» GIVEN INSTRUCTION: Exactly reproduce each record listed below.

(Stored records)
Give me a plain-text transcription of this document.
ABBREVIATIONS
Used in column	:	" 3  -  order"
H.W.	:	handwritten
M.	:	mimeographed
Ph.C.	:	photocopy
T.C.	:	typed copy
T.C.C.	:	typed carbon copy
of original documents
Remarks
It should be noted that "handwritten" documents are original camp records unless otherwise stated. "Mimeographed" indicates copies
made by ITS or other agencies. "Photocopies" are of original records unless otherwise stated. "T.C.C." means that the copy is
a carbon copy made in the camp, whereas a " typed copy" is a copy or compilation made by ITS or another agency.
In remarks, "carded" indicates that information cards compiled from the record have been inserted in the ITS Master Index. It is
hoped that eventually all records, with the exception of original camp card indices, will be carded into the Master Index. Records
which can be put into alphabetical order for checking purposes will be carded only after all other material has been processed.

» WORKED SOLUTION:
Give me a plain-text transcription of this document.
ABBREVIATIONS
Used in column	:	" 3  -  order"
H.W.	:	handwritten
M.	:	mimeographed
Ph.C.	:	photocopy
T.C.	:	typed copy
T.C.C.	:	typed carbon copy
of original documents
Remarks
It should be noted that "handwritten" documents are original camp records unless otherwise stated. "Mimeographed" indicates copies
made by ITS or other agencies. "Photocopies" are of original records unless otherwise stated. "T.C.C." means that the copy is
a carbon copy made in the camp, whereas a " typed copy" is a copy or compilation made by ITS or another agency.
In remarks, "carded" indicates that information cards compiled from the record have been inserted in the ITS Master Index. It is
hoped that eventually all records, with the exception of original camp card indices, will be carded into the Master Index. Records
which can be put into alphabetical order for checking purposes will be carded only after all other material has been processed.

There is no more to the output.